Dataset listings of figures ->
-*-*-

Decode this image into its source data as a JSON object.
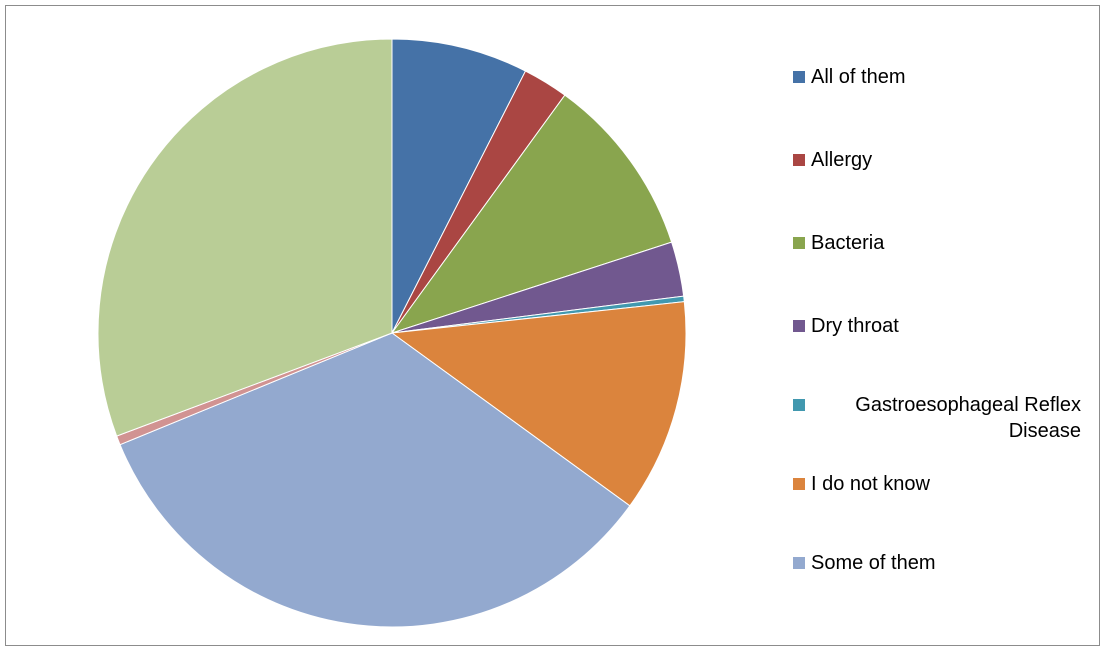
{
  "chart_data": {
    "type": "pie",
    "title": "",
    "legend_position": "right",
    "series": [
      {
        "values": [
          {
            "label": "All of them",
            "value": 7.5,
            "color": "#4572a7"
          },
          {
            "label": "Allergy",
            "value": 2.5,
            "color": "#aa4643"
          },
          {
            "label": "Bacteria",
            "value": 10.0,
            "color": "#89a54e"
          },
          {
            "label": "Dry throat",
            "value": 3.0,
            "color": "#71588f"
          },
          {
            "label": "Gastroesophageal Reflex Disease",
            "value": 0.3,
            "color": "#4198af"
          },
          {
            "label": "I do not know",
            "value": 11.7,
            "color": "#db843d"
          },
          {
            "label": "Some of them",
            "value": 33.8,
            "color": "#93a9cf"
          },
          {
            "label": "",
            "value": 0.5,
            "color": "#d19392"
          },
          {
            "label": "",
            "value": 30.7,
            "color": "#b9cd96"
          }
        ]
      }
    ]
  },
  "legend": [
    {
      "label": "All of them",
      "color": "#4572a7"
    },
    {
      "label": "Allergy",
      "color": "#aa4643"
    },
    {
      "label": "Bacteria",
      "color": "#89a54e"
    },
    {
      "label": "Dry throat",
      "color": "#71588f"
    },
    {
      "label": "Gastroesophageal Reflex Disease",
      "color": "#4198af"
    },
    {
      "label": "I do not know",
      "color": "#db843d"
    },
    {
      "label": "Some of them",
      "color": "#93a9cf"
    }
  ]
}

-*-*-

Instructions for the task -> Tally the lines in the records that contain the word "Some"; the answer is that number and nothing more.

Your response -> 2